*Task details:* Make an exact copy of all the entries, but do not reproduce the pictures.

━━ Dataset content

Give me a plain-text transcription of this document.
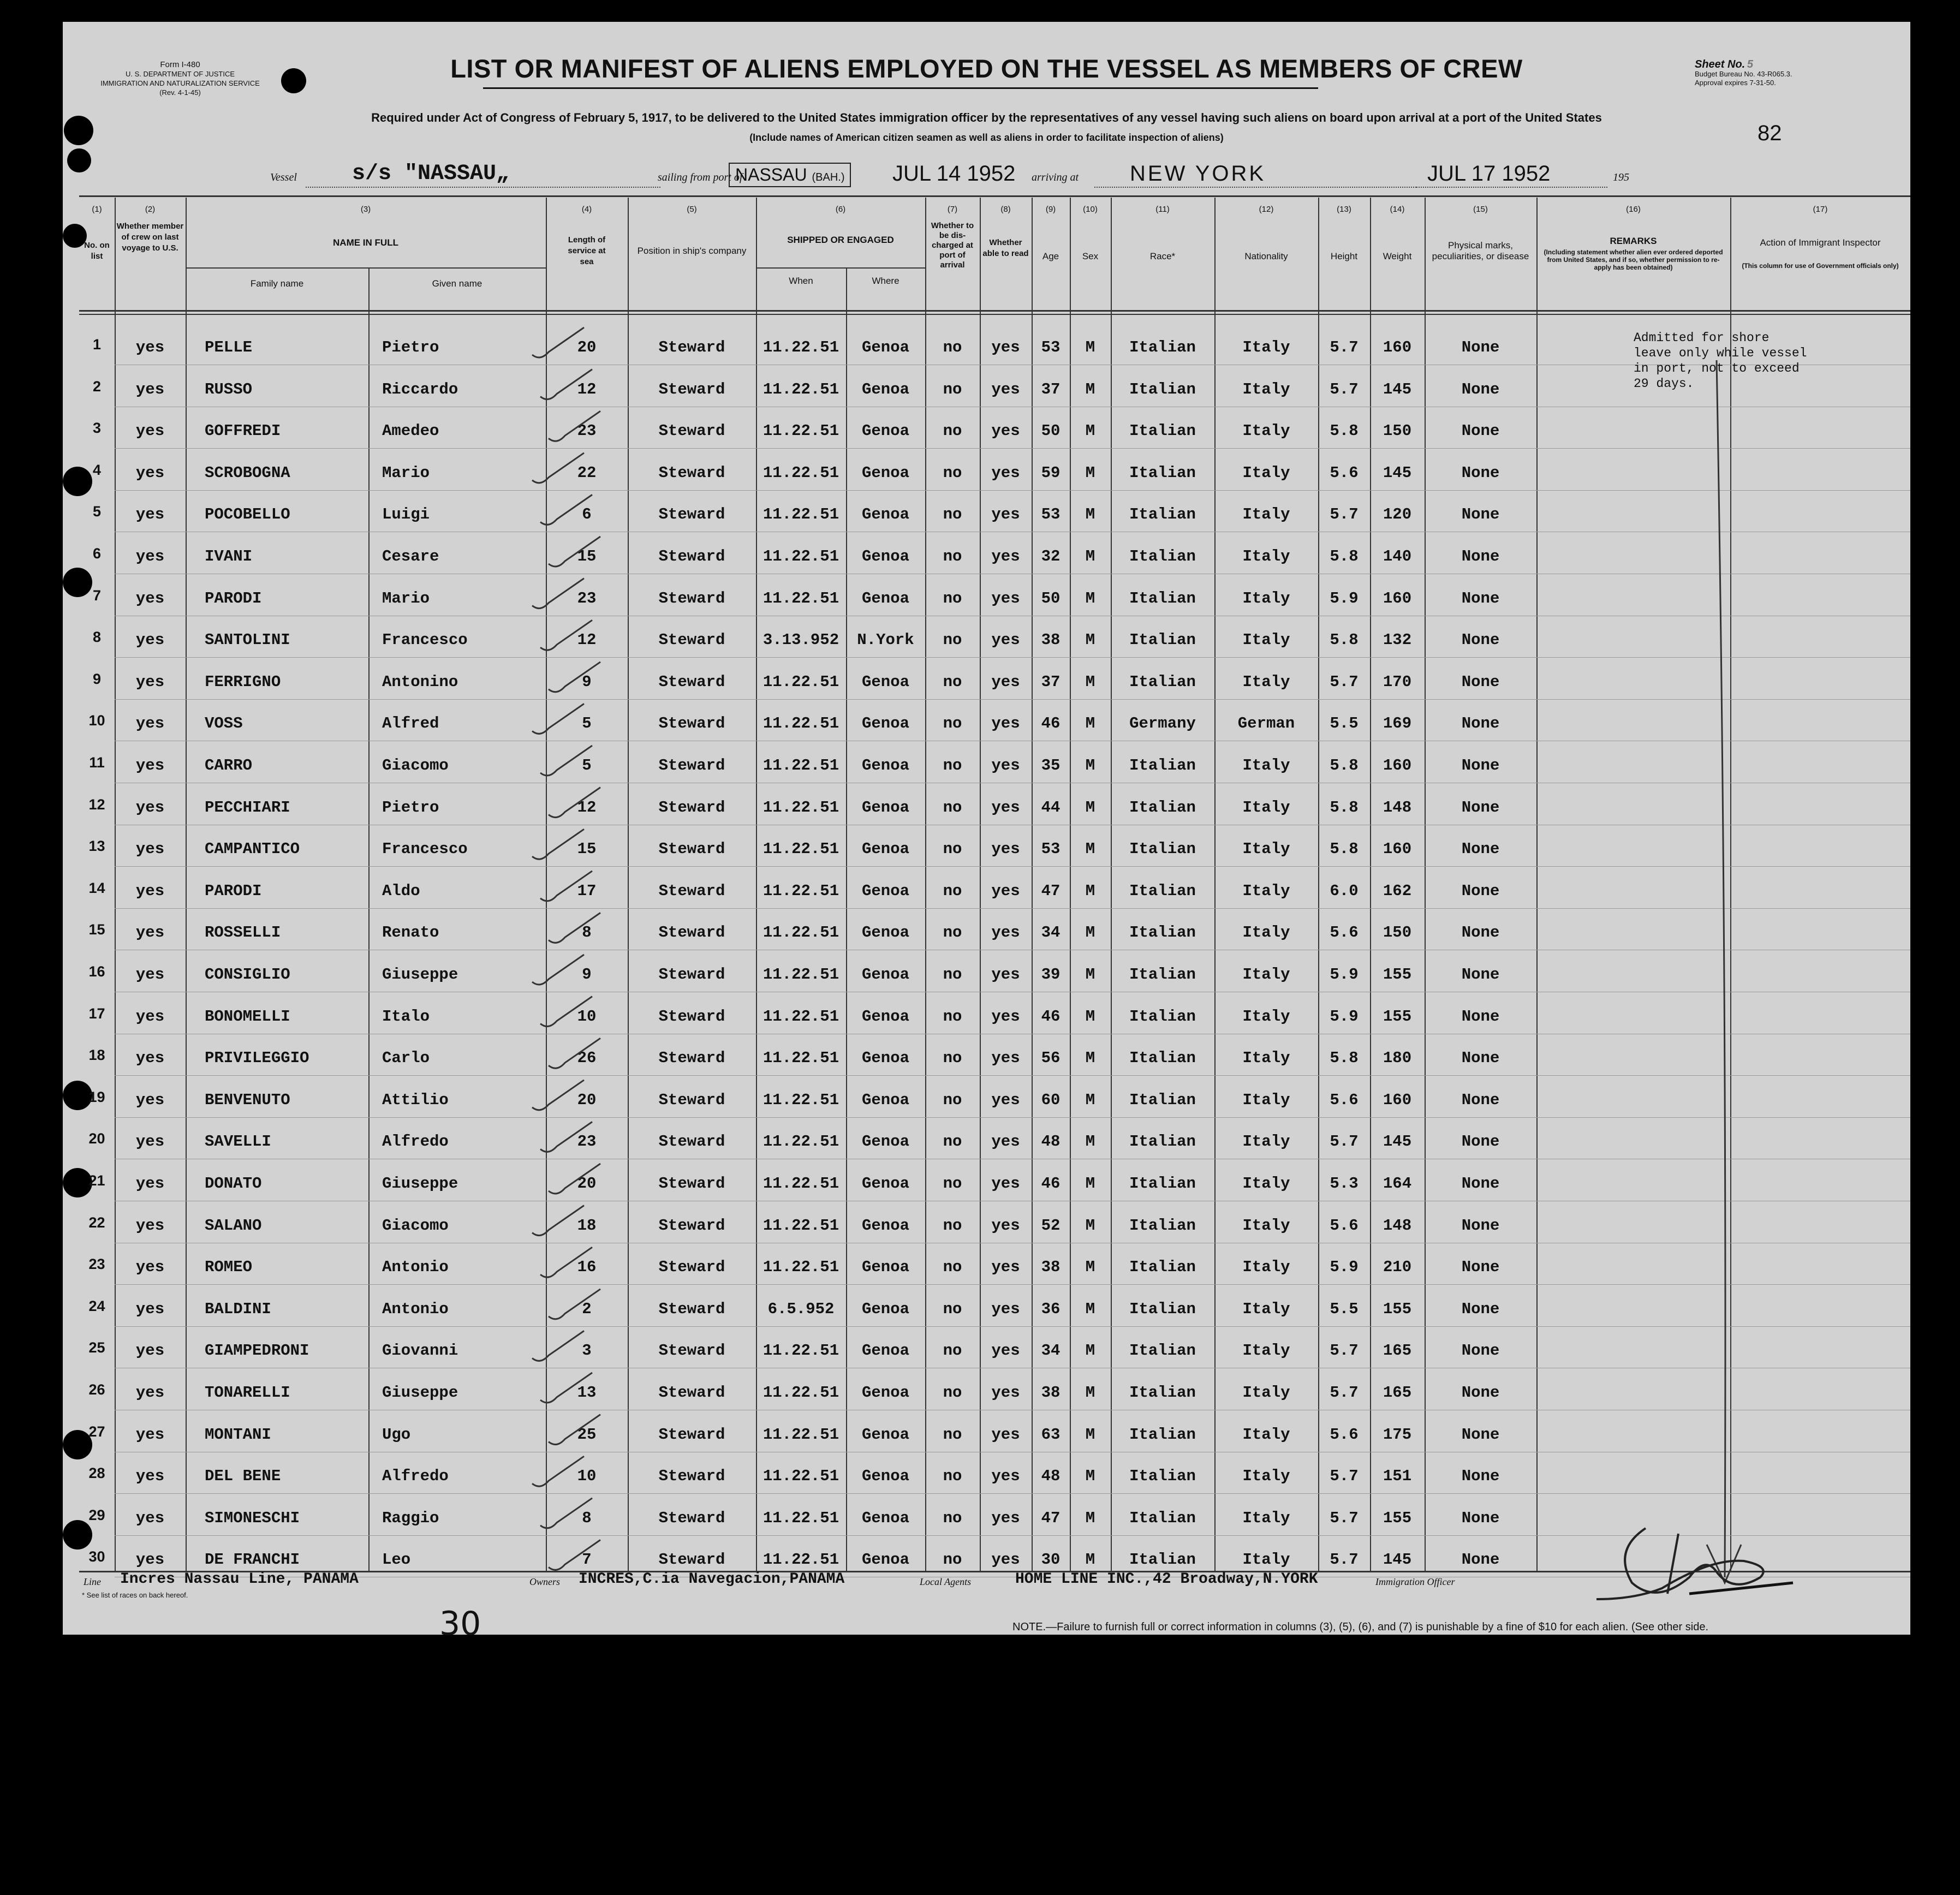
Form I-480
U. S. DEPARTMENT OF JUSTICE
IMMIGRATION AND NATURALIZATION SERVICE
(Rev. 4-1-45)
LIST OR MANIFEST OF ALIENS EMPLOYED ON THE VESSEL AS MEMBERS OF CREW
Required under Act of Congress of February 5, 1917, to be delivered to the United States immigration officer by the representatives of any vessel having such aliens on board upon arrival at a port of the United States
(Include names of American citizen seamen as well as aliens in order to facilitate inspection of aliens)
Sheet No. 5
Budget Bureau No. 43-R065.3.
Approval expires 7-31-50.
82
Vessel	s/s "NASSAU„	sailing from port of
NASSAU (BAH.)	JUL 14 1952 arriving at NEW YORK	JUL 17 1952	195
(2)
(1)
No. on list
Whether member of crew on last voyage to U.S.
(3)
NAME IN FULL
Family name	Given name
(4)
Length of service at sea
(5)
Position in ship's company
(6)
SHIPPED OR ENGAGED
When	Where
(7)
Whether to be dis-charged at port of arrival
(8)
Whether able to read
(9)
Age
(10)
Sex
(11)
Race*
(12)
Nationality
(13)
Height
(14)
Weight
(15)
Physical marks, peculiarities, or disease
(16)
REMARKS
(Including statement whether alien ever ordered deported from United States, and if so, whether permission to re-apply has been obtained)
(17)
Action of Immigrant Inspector
(This column for use of Government officials only)
1	yes	PELLE	Pietro	20	Steward	11.22.51	Genoa	no	yes	53	M	Italian	Italy	5.7	160	None
2	yes	RUSSO	Riccardo	12	Steward	11.22.51	Genoa	no	yes	37	M	Italian	Italy	5.7	145	None
3	yes	GOFFREDI	Amedeo	23	Steward	11.22.51	Genoa	no	yes	50	M	Italian	Italy	5.8	150	None
4	yes	SCROBOGNA	Mario	22	Steward	11.22.51	Genoa	no	yes	59	M	Italian	Italy	5.6	145	None
5	yes	POCOBELLO	Luigi	6	Steward	11.22.51	Genoa	no	yes	53	M	Italian	Italy	5.7	120	None
6	yes	IVANI	Cesare	15	Steward	11.22.51	Genoa	no	yes	32	M	Italian	Italy	5.8	140	None
7	yes	PARODI	Mario	23	Steward	11.22.51	Genoa	no	yes	50	M	Italian	Italy	5.9	160	None
8	yes	SANTOLINI	Francesco	12	Steward	3.13.952	N.York	no	yes	38	M	Italian	Italy	5.8	132	None
9	yes	FERRIGNO	Antonino	9	Steward	11.22.51	Genoa	no	yes	37	M	Italian	Italy	5.7	170	None
10	yes	VOSS	Alfred	5	Steward	11.22.51	Genoa	no	yes	46	M	Germany	German	5.5	169	None
11	yes	CARRO	Giacomo	5	Steward	11.22.51	Genoa	no	yes	35	M	Italian	Italy	5.8	160	None
12	yes	PECCHIARI	Pietro	12	Steward	11.22.51	Genoa	no	yes	44	M	Italian	Italy	5.8	148	None
13	yes	CAMPANTICO	Francesco	15	Steward	11.22.51	Genoa	no	yes	53	M	Italian	Italy	5.8	160	None
14	yes	PARODI	Aldo	17	Steward	11.22.51	Genoa	no	yes	47	M	Italian	Italy	6.0	162	None
15	yes	ROSSELLI	Renato	8	Steward	11.22.51	Genoa	no	yes	34	M	Italian	Italy	5.6	150	None
16	yes	CONSIGLIO	Giuseppe	9	Steward	11.22.51	Genoa	no	yes	39	M	Italian	Italy	5.9	155	None
17	yes	BONOMELLI	Italo	10	Steward	11.22.51	Genoa	no	yes	46	M	Italian	Italy	5.9	155	None
18	yes	PRIVILEGGIO	Carlo	26	Steward	11.22.51	Genoa	no	yes	56	M	Italian	Italy	5.8	180	None
19	yes	BENVENUTO	Attilio	20	Steward	11.22.51	Genoa	no	yes	60	M	Italian	Italy	5.6	160	None
20	yes	SAVELLI	Alfredo	23	Steward	11.22.51	Genoa	no	yes	48	M	Italian	Italy	5.7	145	None
21	yes	DONATO	Giuseppe	20	Steward	11.22.51	Genoa	no	yes	46	M	Italian	Italy	5.3	164	None
22	yes	SALANO	Giacomo	18	Steward	11.22.51	Genoa	no	yes	52	M	Italian	Italy	5.6	148	None
23	yes	ROMEO	Antonio	16	Steward	11.22.51	Genoa	no	yes	38	M	Italian	Italy	5.9	210	None
24	yes	BALDINI	Antonio	2	Steward	6.5.952	Genoa	no	yes	36	M	Italian	Italy	5.5	155	None
25	yes	GIAMPEDRONI	Giovanni	3	Steward	11.22.51	Genoa	no	yes	34	M	Italian	Italy	5.7	165	None
26	yes	TONARELLI	Giuseppe	13	Steward	11.22.51	Genoa	no	yes	38	M	Italian	Italy	5.7	165	None
27	yes	MONTANI	Ugo	25	Steward	11.22.51	Genoa	no	yes	63	M	Italian	Italy	5.6	175	None
28	yes	DEL BENE	Alfredo	10	Steward	11.22.51	Genoa	no	yes	48	M	Italian	Italy	5.7	151	None
29	yes	SIMONESCHI	Raggio	8	Steward	11.22.51	Genoa	no	yes	47	M	Italian	Italy	5.7	155	None
30	yes	DE FRANCHI	Leo	7	Steward	11.22.51	Genoa	no	yes	30	M	Italian	Italy	5.7	145	None
Admitted for shore leave only while vessel in port, not to exceed 29 days.
Line Incres Nassau Line, PANAMA	Owners INCRES,C.ia Navegacion,PANAMA	Local Agents	HOME LINE INC.,42 Broadway,N.YORK	Immigration Officer
* See list of races on back hereof.
30	NOTE.—Failure to furnish full or correct information in columns (3), (5), (6), and (7) is punishable by a fine of $10 for each alien. (See other side.
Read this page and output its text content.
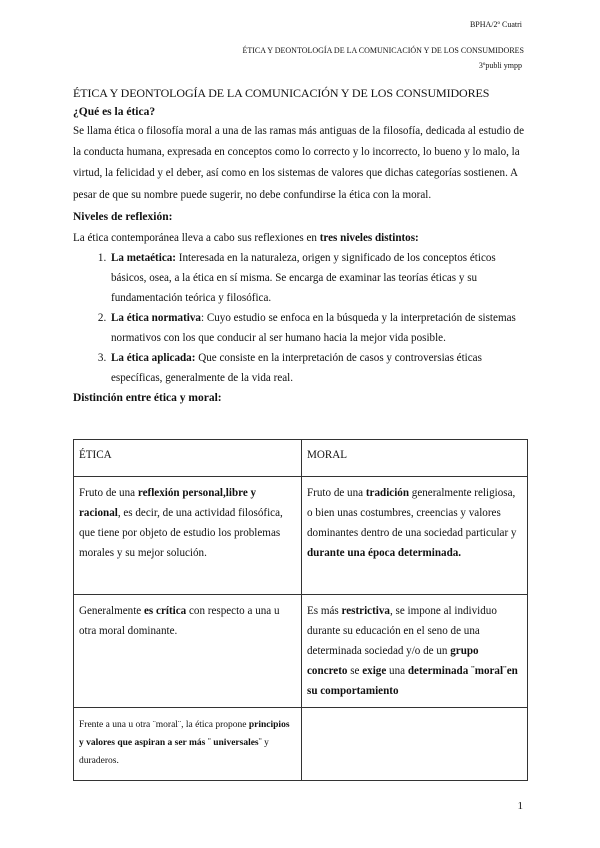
BPHA/2º Cuatri
ÉTICA Y DEONTOLOGÍA DE LA COMUNICACIÓN Y DE LOS CONSUMIDORES
3ºpubli ympp

ÉTICA Y DEONTOLOGÍA DE LA COMUNICACIÓN Y DE LOS CONSUMIDORES

¿Qué es la ética?

Se llama ética o filosofía moral a una de las ramas más antiguas de la filosofía, dedicada al estudio de la conducta humana, expresada en conceptos como lo correcto y lo incorrecto, lo bueno y lo malo, la virtud, la felicidad y el deber, así como en los sistemas de valores que dichas categorías sostienen. A pesar de que su nombre puede sugerir, no debe confundirse la ética con la moral.

Niveles de reflexión:

La ética contemporánea lleva a cabo sus reflexiones en tres niveles distintos:

1. La metaética: Interesada en la naturaleza, origen y significado de los conceptos éticos básicos, osea, a la ética en sí misma. Se encarga de examinar las teorías éticas y su fundamentación teórica y filosófica.
2. La ética normativa: Cuyo estudio se enfoca en la búsqueda y la interpretación de sistemas normativos con los que conducir al ser humano hacia la mejor vida posible.
3. La ética aplicada: Que consiste en la interpretación de casos y controversias éticas específicas, generalmente de la vida real.

Distinción entre ética y moral:

ÉTICA	MORAL
Fruto de una reflexión personal,libre y racional, es decir, de una actividad filosófica, que tiene por objeto de estudio los problemas morales y su mejor solución.	Fruto de una tradición generalmente religiosa, o bien unas costumbres, creencias y valores dominantes dentro de una sociedad particular y durante una época determinada.
Generalmente es crítica con respecto a una u otra moral dominante.	Es más restrictiva, se impone al individuo durante su educación en el seno de una determinada sociedad y/o de un grupo concreto se exige una determinada ¨moral¨en su comportamiento
Frente a una u otra ¨moral¨, la ética propone principios y valores que aspiran a ser más ¨ universales¨ y duraderos.	
1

━━━━

*Task answer:*
Give me a plain-text transcription of this document.
Form I-480
U. S. DEPARTMENT OF JUSTICE
IMMIGRATION AND NATURALIZATION SERVICE
(Rev. 4-1-45)
LIST OR MANIFEST OF ALIENS EMPLOYED ON THE VESSEL AS MEMBERS OF CREW
Required under Act of Congress of February 5, 1917, to be delivered to the United States immigration officer by the representatives of any vessel having such aliens on board upon arrival at a port of the United States
(Include names of American citizen seamen as well as aliens in order to facilitate inspection of aliens)
Sheet No. 5
Budget Bureau No. 43-R065.3.
Approval expires 7-31-50.
82
Vessel	s/s "NASSAU„	sailing from port of
NASSAU (BAH.)	JUL 14 1952 arriving at NEW YORK	JUL 17 1952	195
(2)
(1)
No. on list
Whether member of crew on last voyage to U.S.
(3)
NAME IN FULL
Family name	Given name
(4)
Length of service at sea
(5)
Position in ship's company
(6)
SHIPPED OR ENGAGED
When	Where
(7)
Whether to be dis-charged at port of arrival
(8)
Whether able to read
(9)
Age
(10)
Sex
(11)
Race*
(12)
Nationality
(13)
Height
(14)
Weight
(15)
Physical marks, peculiarities, or disease
(16)
REMARKS
(Including statement whether alien ever ordered deported from United States, and if so, whether permission to re-apply has been obtained)
(17)
Action of Immigrant Inspector
(This column for use of Government officials only)
1	yes	PELLE	Pietro	20	Steward	11.22.51	Genoa	no	yes	53	M	Italian	Italy	5.7	160	None
2	yes	RUSSO	Riccardo	12	Steward	11.22.51	Genoa	no	yes	37	M	Italian	Italy	5.7	145	None
3	yes	GOFFREDI	Amedeo	23	Steward	11.22.51	Genoa	no	yes	50	M	Italian	Italy	5.8	150	None
4	yes	SCROBOGNA	Mario	22	Steward	11.22.51	Genoa	no	yes	59	M	Italian	Italy	5.6	145	None
5	yes	POCOBELLO	Luigi	6	Steward	11.22.51	Genoa	no	yes	53	M	Italian	Italy	5.7	120	None
6	yes	IVANI	Cesare	15	Steward	11.22.51	Genoa	no	yes	32	M	Italian	Italy	5.8	140	None
7	yes	PARODI	Mario	23	Steward	11.22.51	Genoa	no	yes	50	M	Italian	Italy	5.9	160	None
8	yes	SANTOLINI	Francesco	12	Steward	3.13.952	N.York	no	yes	38	M	Italian	Italy	5.8	132	None
9	yes	FERRIGNO	Antonino	9	Steward	11.22.51	Genoa	no	yes	37	M	Italian	Italy	5.7	170	None
10	yes	VOSS	Alfred	5	Steward	11.22.51	Genoa	no	yes	46	M	Germany	German	5.5	169	None
11	yes	CARRO	Giacomo	5	Steward	11.22.51	Genoa	no	yes	35	M	Italian	Italy	5.8	160	None
12	yes	PECCHIARI	Pietro	12	Steward	11.22.51	Genoa	no	yes	44	M	Italian	Italy	5.8	148	None
13	yes	CAMPANTICO	Francesco	15	Steward	11.22.51	Genoa	no	yes	53	M	Italian	Italy	5.8	160	None
14	yes	PARODI	Aldo	17	Steward	11.22.51	Genoa	no	yes	47	M	Italian	Italy	6.0	162	None
15	yes	ROSSELLI	Renato	8	Steward	11.22.51	Genoa	no	yes	34	M	Italian	Italy	5.6	150	None
16	yes	CONSIGLIO	Giuseppe	9	Steward	11.22.51	Genoa	no	yes	39	M	Italian	Italy	5.9	155	None
17	yes	BONOMELLI	Italo	10	Steward	11.22.51	Genoa	no	yes	46	M	Italian	Italy	5.9	155	None
18	yes	PRIVILEGGIO	Carlo	26	Steward	11.22.51	Genoa	no	yes	56	M	Italian	Italy	5.8	180	None
19	yes	BENVENUTO	Attilio	20	Steward	11.22.51	Genoa	no	yes	60	M	Italian	Italy	5.6	160	None
20	yes	SAVELLI	Alfredo	23	Steward	11.22.51	Genoa	no	yes	48	M	Italian	Italy	5.7	145	None
21	yes	DONATO	Giuseppe	20	Steward	11.22.51	Genoa	no	yes	46	M	Italian	Italy	5.3	164	None
22	yes	SALANO	Giacomo	18	Steward	11.22.51	Genoa	no	yes	52	M	Italian	Italy	5.6	148	None
23	yes	ROMEO	Antonio	16	Steward	11.22.51	Genoa	no	yes	38	M	Italian	Italy	5.9	210	None
24	yes	BALDINI	Antonio	2	Steward	6.5.952	Genoa	no	yes	36	M	Italian	Italy	5.5	155	None
25	yes	GIAMPEDRONI	Giovanni	3	Steward	11.22.51	Genoa	no	yes	34	M	Italian	Italy	5.7	165	None
26	yes	TONARELLI	Giuseppe	13	Steward	11.22.51	Genoa	no	yes	38	M	Italian	Italy	5.7	165	None
27	yes	MONTANI	Ugo	25	Steward	11.22.51	Genoa	no	yes	63	M	Italian	Italy	5.6	175	None
28	yes	DEL BENE	Alfredo	10	Steward	11.22.51	Genoa	no	yes	48	M	Italian	Italy	5.7	151	None
29	yes	SIMONESCHI	Raggio	8	Steward	11.22.51	Genoa	no	yes	47	M	Italian	Italy	5.7	155	None
30	yes	DE FRANCHI	Leo	7	Steward	11.22.51	Genoa	no	yes	30	M	Italian	Italy	5.7	145	None
Admitted for shore leave only while vessel in port, not to exceed 29 days.
Line Incres Nassau Line, PANAMA	Owners INCRES,C.ia Navegacion,PANAMA	Local Agents	HOME LINE INC.,42 Broadway,N.YORK	Immigration Officer
* See list of races on back hereof.
30	NOTE.—Failure to furnish full or correct information in columns (3), (5), (6), and (7) is punishable by a fine of $10 for each alien. (See other side.
Read this page and output its text content.
BPHA/2º Cuatri
ÉTICA Y DEONTOLOGÍA DE LA COMUNICACIÓN Y DE LOS CONSUMIDORES
3ºpubli ympp

ÉTICA Y DEONTOLOGÍA DE LA COMUNICACIÓN Y DE LOS CONSUMIDORES

¿Qué es la ética?

Se llama ética o filosofía moral a una de las ramas más antiguas de la filosofía, dedicada al estudio de la conducta humana, expresada en conceptos como lo correcto y lo incorrecto, lo bueno y lo malo, la virtud, la felicidad y el deber, así como en los sistemas de valores que dichas categorías sostienen. A pesar de que su nombre puede sugerir, no debe confundirse la ética con la moral.

Niveles de reflexión:

La ética contemporánea lleva a cabo sus reflexiones en tres niveles distintos:

1. La metaética: Interesada en la naturaleza, origen y significado de los conceptos éticos básicos, osea, a la ética en sí misma. Se encarga de examinar las teorías éticas y su fundamentación teórica y filosófica.
2. La ética normativa: Cuyo estudio se enfoca en la búsqueda y la interpretación de sistemas normativos con los que conducir al ser humano hacia la mejor vida posible.
3. La ética aplicada: Que consiste en la interpretación de casos y controversias éticas específicas, generalmente de la vida real.

Distinción entre ética y moral:

ÉTICA	MORAL
Fruto de una reflexión personal,libre y racional, es decir, de una actividad filosófica, que tiene por objeto de estudio los problemas morales y su mejor solución.	Fruto de una tradición generalmente religiosa, o bien unas costumbres, creencias y valores dominantes dentro de una sociedad particular y durante una época determinada.
Generalmente es crítica con respecto a una u otra moral dominante.	Es más restrictiva, se impone al individuo durante su educación en el seno de una determinada sociedad y/o de un grupo concreto se exige una determinada ¨moral¨en su comportamiento
Frente a una u otra ¨moral¨, la ética propone principios y valores que aspiran a ser más ¨ universales¨ y duraderos.	
1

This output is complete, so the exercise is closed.